Some records
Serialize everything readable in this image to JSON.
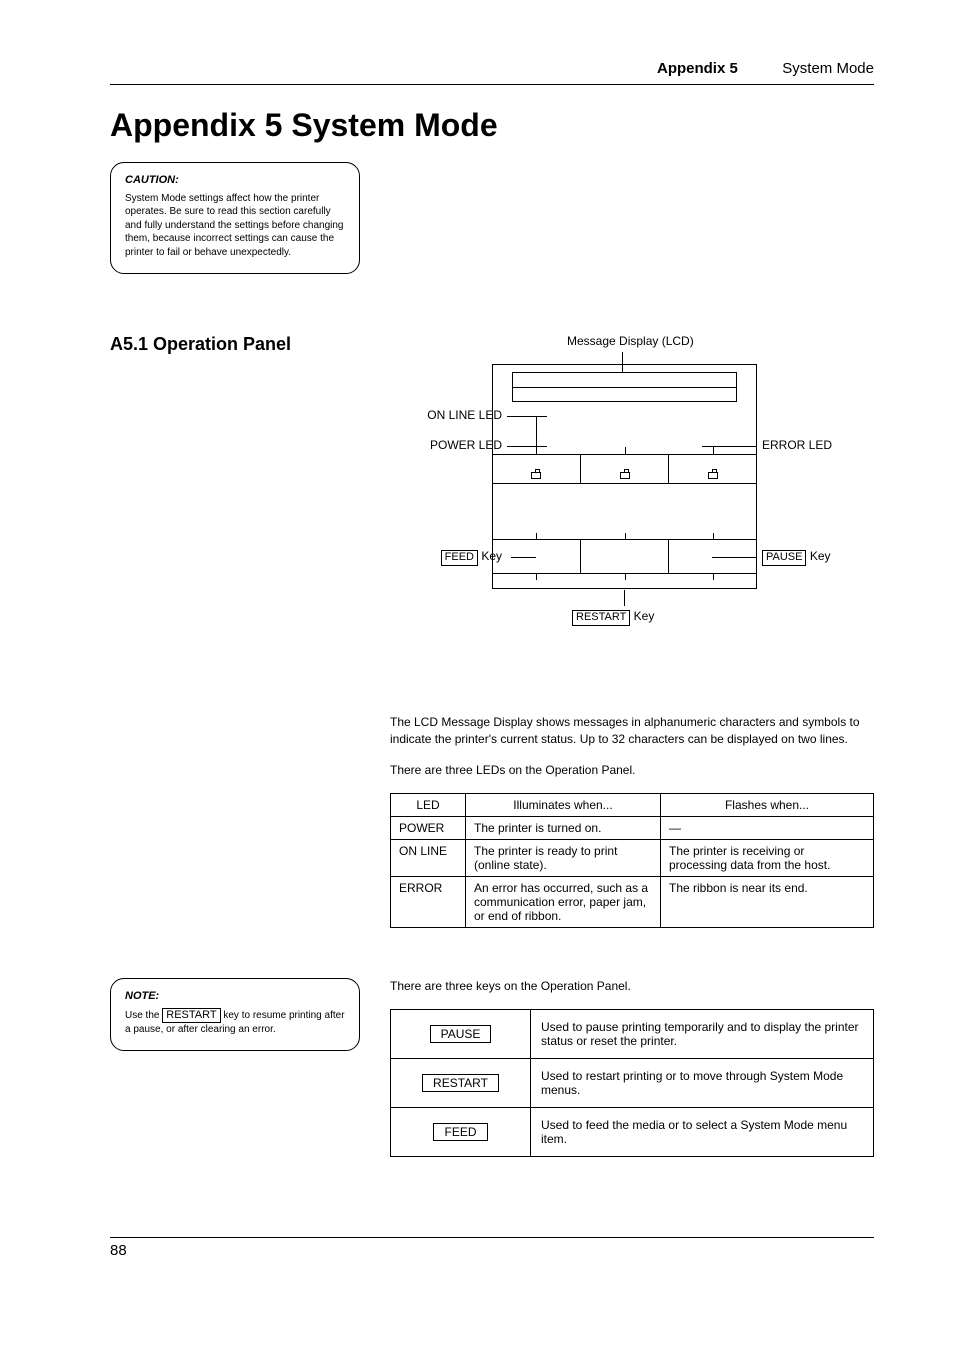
{
  "header": {
    "appendix": "Appendix 5",
    "title": "System Mode"
  },
  "page_title": "Appendix 5 System Mode",
  "caution": {
    "title": "CAUTION:",
    "text": "System Mode settings affect how the printer operates. Be sure to read this section carefully and fully understand the settings before changing them, because incorrect settings can cause the printer to fail or behave unexpectedly."
  },
  "section": {
    "heading": "A5.1   Operation Panel"
  },
  "diagram": {
    "lcd": "Message Display (LCD)",
    "online": "ON LINE LED",
    "power": "POWER LED",
    "error": "ERROR LED",
    "feed_key": "FEED",
    "feed_suffix": " Key",
    "pause_key": "PAUSE",
    "pause_suffix": " Key",
    "restart_key": "RESTART",
    "restart_suffix": " Key"
  },
  "intro1": "The LCD Message Display shows messages in alphanumeric characters and symbols to indicate the printer's current status. Up to 32 characters can be displayed on two lines.",
  "intro2": "There are three LEDs on the Operation Panel.",
  "led_table": {
    "headers": [
      "LED",
      "Illuminates when...",
      "Flashes when..."
    ],
    "rows": [
      [
        "POWER",
        "The printer is turned on.",
        "—"
      ],
      [
        "ON LINE",
        "The printer is ready to print (online state).",
        "The printer is receiving or processing data from the host."
      ],
      [
        "ERROR",
        "An error has occurred, such as a communication error, paper jam, or end of ribbon.",
        "The ribbon is near its end."
      ]
    ]
  },
  "note": {
    "title": "NOTE:",
    "rest_key": "RESTART",
    "text_before": "Use the ",
    "text_after": " key to resume printing after a pause, or after clearing an error."
  },
  "keys_intro": "There are three keys on the Operation Panel.",
  "keys_table": {
    "rows": [
      {
        "key": "PAUSE",
        "desc": "Used to pause printing temporarily and to display the printer status or reset the printer."
      },
      {
        "key": "RESTART",
        "desc": "Used to restart printing or to move through System Mode menus."
      },
      {
        "key": "FEED",
        "desc": "Used to feed the media or to select a System Mode menu item."
      }
    ]
  },
  "page_number": "88",
  "colors": {
    "text": "#000000",
    "bg": "#ffffff",
    "border": "#000000"
  }
}
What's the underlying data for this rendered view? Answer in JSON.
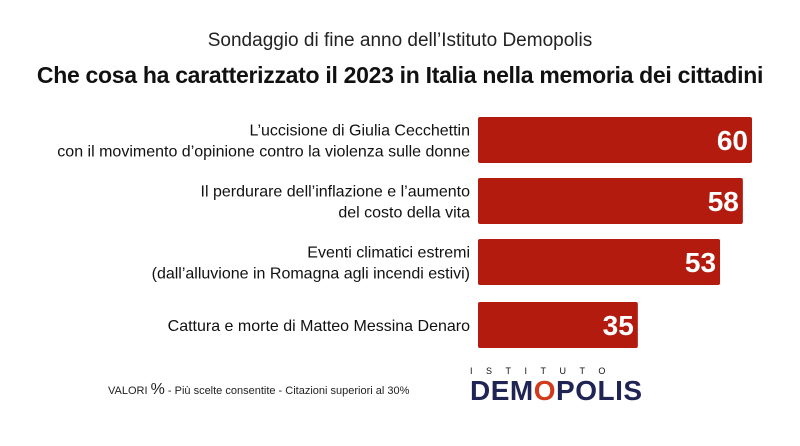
{
  "header": {
    "subtitle": "Sondaggio di fine anno dell’Istituto Demopolis",
    "title": "Che cosa ha caratterizzato il 2023 in Italia nella memoria dei cittadini"
  },
  "chart_data": {
    "type": "bar",
    "orientation": "horizontal",
    "categories": [
      [
        "L’uccisione di Giulia Cecchettin",
        "con il movimento d’opinione contro la violenza sulle donne"
      ],
      [
        "Il perdurare dell’inflazione e l’aumento",
        "del costo della vita"
      ],
      [
        "Eventi climatici estremi",
        "(dall’alluvione in Romagna agli incendi estivi)"
      ],
      [
        "Cattura e morte di Matteo Messina Denaro"
      ]
    ],
    "values": [
      60,
      58,
      53,
      35
    ],
    "bar_color": "#b31b0f",
    "value_label_color": "#ffffff",
    "xlim": [
      0,
      60
    ],
    "grid": false,
    "title": "Che cosa ha caratterizzato il 2023 in Italia nella memoria dei cittadini",
    "xlabel": "",
    "ylabel": ""
  },
  "footer": {
    "note_prefix": "VALORI",
    "note_pct": "%",
    "note_suffix": " - Più scelte consentite - Citazioni superiori al 30%",
    "logo_top": "ISTITUTO",
    "logo_main_a": "DEM",
    "logo_main_o": "O",
    "logo_main_b": "POLIS"
  }
}
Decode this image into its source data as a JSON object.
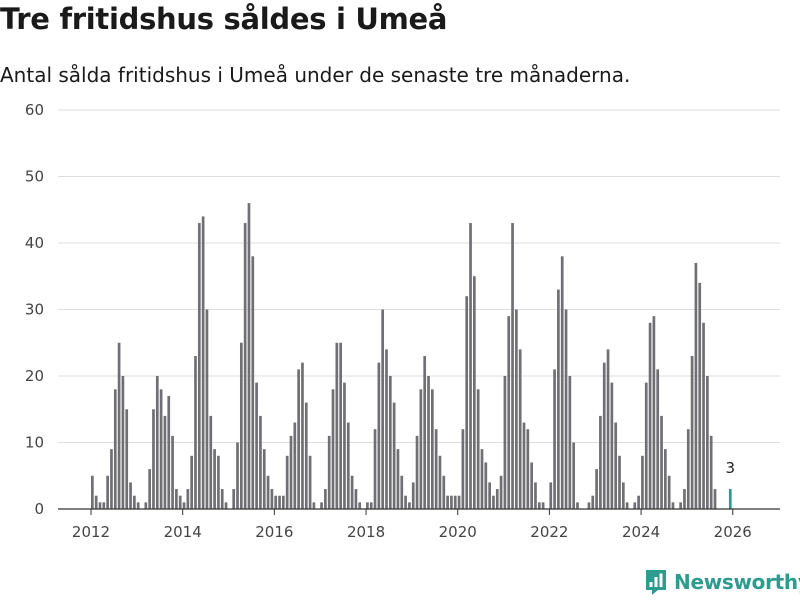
{
  "header": {
    "title": "Tre fritidshus såldes i Umeå",
    "subtitle": "Antal sålda fritidshus i Umeå under de senaste tre månaderna."
  },
  "brand": {
    "name": "Newsworthy",
    "icon": "newsworthy-logo-icon"
  },
  "colors": {
    "bar": "#707074",
    "highlight": "#2a9d8f",
    "grid": "#dddddd",
    "axis": "#333333"
  },
  "chart_data": {
    "type": "bar",
    "title": "Tre fritidshus såldes i Umeå",
    "subtitle": "Antal sålda fritidshus i Umeå under de senaste tre månaderna.",
    "xlabel": "",
    "ylabel": "",
    "ylim": [
      0,
      60
    ],
    "yticks": [
      0,
      10,
      20,
      30,
      40,
      50,
      60
    ],
    "xticks": [
      2012,
      2014,
      2016,
      2018,
      2020,
      2022,
      2024,
      2026
    ],
    "xtick_labels": [
      "2012",
      "2014",
      "2016",
      "2018",
      "2020",
      "2022",
      "2024",
      "2026"
    ],
    "start": "2012-01",
    "series": [
      {
        "name": "Antal sålda fritidshus",
        "values": [
          5,
          2,
          1,
          1,
          5,
          9,
          18,
          25,
          20,
          15,
          4,
          2,
          1,
          0,
          1,
          6,
          15,
          20,
          18,
          14,
          17,
          11,
          3,
          2,
          1,
          3,
          8,
          23,
          43,
          44,
          30,
          14,
          9,
          8,
          3,
          1,
          0,
          3,
          10,
          25,
          43,
          46,
          38,
          19,
          14,
          9,
          5,
          3,
          2,
          2,
          2,
          8,
          11,
          13,
          21,
          22,
          16,
          8,
          1,
          0,
          1,
          3,
          11,
          18,
          25,
          25,
          19,
          13,
          5,
          3,
          1,
          0,
          1,
          1,
          12,
          22,
          30,
          24,
          20,
          16,
          9,
          5,
          2,
          1,
          4,
          11,
          18,
          23,
          20,
          18,
          12,
          8,
          5,
          2,
          2,
          2,
          2,
          12,
          32,
          43,
          35,
          18,
          9,
          7,
          4,
          2,
          3,
          5,
          20,
          29,
          43,
          30,
          24,
          13,
          12,
          7,
          4,
          1,
          1,
          0,
          4,
          21,
          33,
          38,
          30,
          20,
          10,
          1,
          0,
          0,
          1,
          2,
          6,
          14,
          22,
          24,
          19,
          13,
          8,
          4,
          1,
          0,
          1,
          2,
          8,
          19,
          28,
          29,
          21,
          14,
          9,
          5,
          1,
          0,
          1,
          3,
          12,
          23,
          37,
          34,
          28,
          20,
          11,
          3,
          0,
          0,
          0,
          3
        ]
      }
    ],
    "highlight_last": true,
    "annotations": [
      {
        "label": "3",
        "at": "last"
      }
    ]
  }
}
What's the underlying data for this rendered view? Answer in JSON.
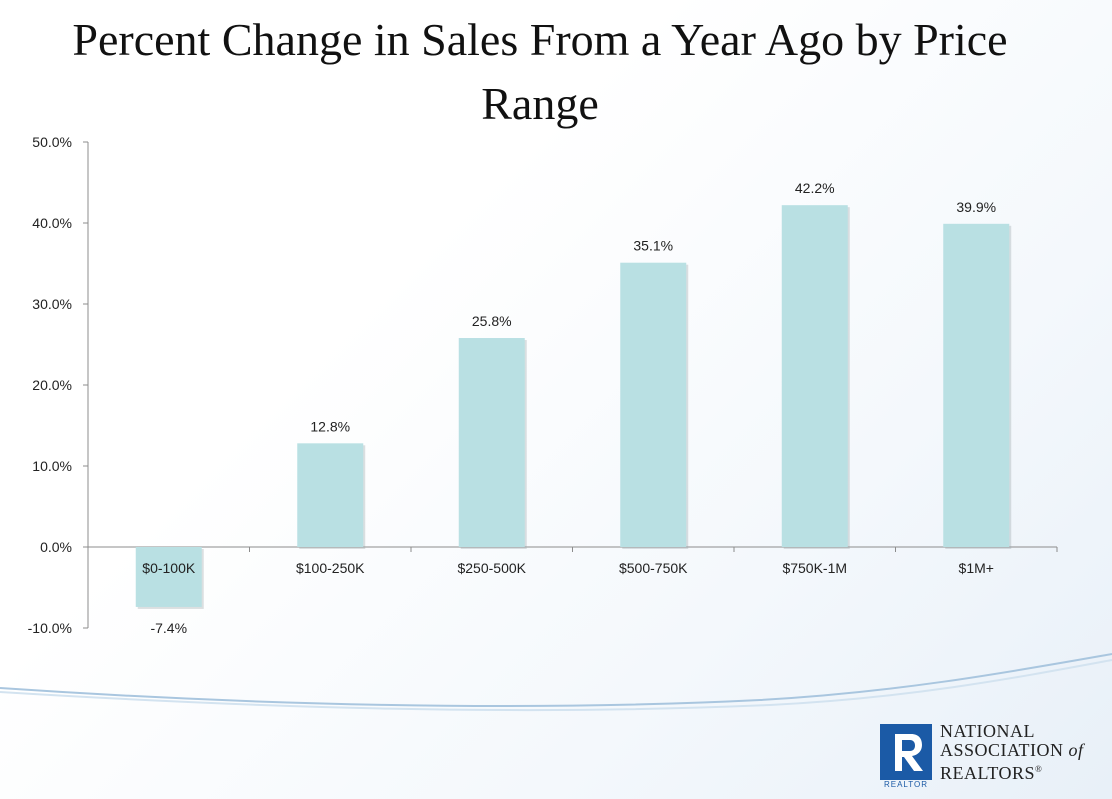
{
  "slide": {
    "title_line1": "Percent Change in Sales From a Year Ago by Price",
    "title_line2": "Range"
  },
  "logo": {
    "r_letter": "R",
    "r_caption": "REALTOR",
    "line1": "NATIONAL",
    "line2": "ASSOCIATION",
    "of": "of",
    "line3": "REALTORS",
    "registered": "®"
  },
  "colors": {
    "bar": "#b9e0e3",
    "axis": "#8c8c8c",
    "brand": "#1b5aa6"
  },
  "chart_data": {
    "type": "bar",
    "title": "Percent Change in Sales From a Year Ago by Price Range",
    "categories": [
      "$0-100K",
      "$100-250K",
      "$250-500K",
      "$500-750K",
      "$750K-1M",
      "$1M+"
    ],
    "values": [
      -7.4,
      12.8,
      25.8,
      35.1,
      42.2,
      39.9
    ],
    "data_labels": [
      "-7.4%",
      "12.8%",
      "25.8%",
      "35.1%",
      "42.2%",
      "39.9%"
    ],
    "ylim": [
      -10,
      50
    ],
    "y_ticks": [
      50,
      40,
      30,
      20,
      10,
      0,
      -10
    ],
    "y_tick_labels": [
      "50.0%",
      "40.0%",
      "30.0%",
      "20.0%",
      "10.0%",
      "0.0%",
      "-10.0%"
    ],
    "xlabel": "",
    "ylabel": "",
    "grid": false,
    "legend": "none"
  }
}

### Instructions to follow
Which lines hold the word "printing"? Copy each of them from the records.

### Task response
    "text_after": " key to resume printing after a pause, or after clearing an error."
        "desc": "Used to pause printing temporarily and to display the printer status or reset the printer."
        "desc": "Used to restart printing or to move through System Mode menus."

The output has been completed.